## MATERIAL FOR THE TASK

___

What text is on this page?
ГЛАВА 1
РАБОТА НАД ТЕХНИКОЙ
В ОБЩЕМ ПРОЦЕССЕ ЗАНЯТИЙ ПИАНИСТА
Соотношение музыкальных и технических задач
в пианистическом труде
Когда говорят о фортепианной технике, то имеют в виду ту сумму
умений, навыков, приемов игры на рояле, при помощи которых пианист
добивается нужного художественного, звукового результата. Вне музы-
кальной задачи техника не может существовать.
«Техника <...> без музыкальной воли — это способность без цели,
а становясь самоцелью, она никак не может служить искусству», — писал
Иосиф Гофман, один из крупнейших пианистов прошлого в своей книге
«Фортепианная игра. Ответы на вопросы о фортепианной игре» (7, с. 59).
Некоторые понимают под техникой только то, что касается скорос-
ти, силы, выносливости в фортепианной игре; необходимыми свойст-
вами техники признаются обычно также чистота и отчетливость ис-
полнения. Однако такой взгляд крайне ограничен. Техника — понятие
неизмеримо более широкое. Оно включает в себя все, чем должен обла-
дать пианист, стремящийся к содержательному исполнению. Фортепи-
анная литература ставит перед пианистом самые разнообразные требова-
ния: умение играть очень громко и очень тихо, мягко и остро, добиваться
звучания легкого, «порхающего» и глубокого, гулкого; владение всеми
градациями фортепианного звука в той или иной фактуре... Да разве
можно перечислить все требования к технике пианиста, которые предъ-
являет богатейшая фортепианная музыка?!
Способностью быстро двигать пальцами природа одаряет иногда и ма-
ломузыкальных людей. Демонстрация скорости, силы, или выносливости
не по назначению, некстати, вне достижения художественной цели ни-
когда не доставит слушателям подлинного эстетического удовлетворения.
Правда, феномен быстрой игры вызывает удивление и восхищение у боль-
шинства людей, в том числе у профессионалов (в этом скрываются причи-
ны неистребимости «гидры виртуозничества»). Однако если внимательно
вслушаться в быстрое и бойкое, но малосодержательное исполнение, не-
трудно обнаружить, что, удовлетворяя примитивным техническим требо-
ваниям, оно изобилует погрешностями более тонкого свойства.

___

## REQUIRED WORK
Give all the records again. Match them exactly.

## EXPECTED OUTPUT
What text is on this page?
ГЛАВА 1
РАБОТА НАД ТЕХНИКОЙ
В ОБЩЕМ ПРОЦЕССЕ ЗАНЯТИЙ ПИАНИСТА
Соотношение музыкальных и технических задач
в пианистическом труде
Когда говорят о фортепианной технике, то имеют в виду ту сумму
умений, навыков, приемов игры на рояле, при помощи которых пианист
добивается нужного художественного, звукового результата. Вне музы-
кальной задачи техника не может существовать.
«Техника <...> без музыкальной воли — это способность без цели,
а становясь самоцелью, она никак не может служить искусству», — писал
Иосиф Гофман, один из крупнейших пианистов прошлого в своей книге
«Фортепианная игра. Ответы на вопросы о фортепианной игре» (7, с. 59).
Некоторые понимают под техникой только то, что касается скорос-
ти, силы, выносливости в фортепианной игре; необходимыми свойст-
вами техники признаются обычно также чистота и отчетливость ис-
полнения. Однако такой взгляд крайне ограничен. Техника — понятие
неизмеримо более широкое. Оно включает в себя все, чем должен обла-
дать пианист, стремящийся к содержательному исполнению. Фортепи-
анная литература ставит перед пианистом самые разнообразные требова-
ния: умение играть очень громко и очень тихо, мягко и остро, добиваться
звучания легкого, «порхающего» и глубокого, гулкого; владение всеми
градациями фортепианного звука в той или иной фактуре... Да разве
можно перечислить все требования к технике пианиста, которые предъ-
являет богатейшая фортепианная музыка?!
Способностью быстро двигать пальцами природа одаряет иногда и ма-
ломузыкальных людей. Демонстрация скорости, силы, или выносливости
не по назначению, некстати, вне достижения художественной цели ни-
когда не доставит слушателям подлинного эстетического удовлетворения.
Правда, феномен быстрой игры вызывает удивление и восхищение у боль-
шинства людей, в том числе у профессионалов (в этом скрываются причи-
ны неистребимости «гидры виртуозничества»). Однако если внимательно
вслушаться в быстрое и бойкое, но малосодержательное исполнение, не-
трудно обнаружить, что, удовлетворяя примитивным техническим требо-
ваниям, оно изобилует погрешностями более тонкого свойства.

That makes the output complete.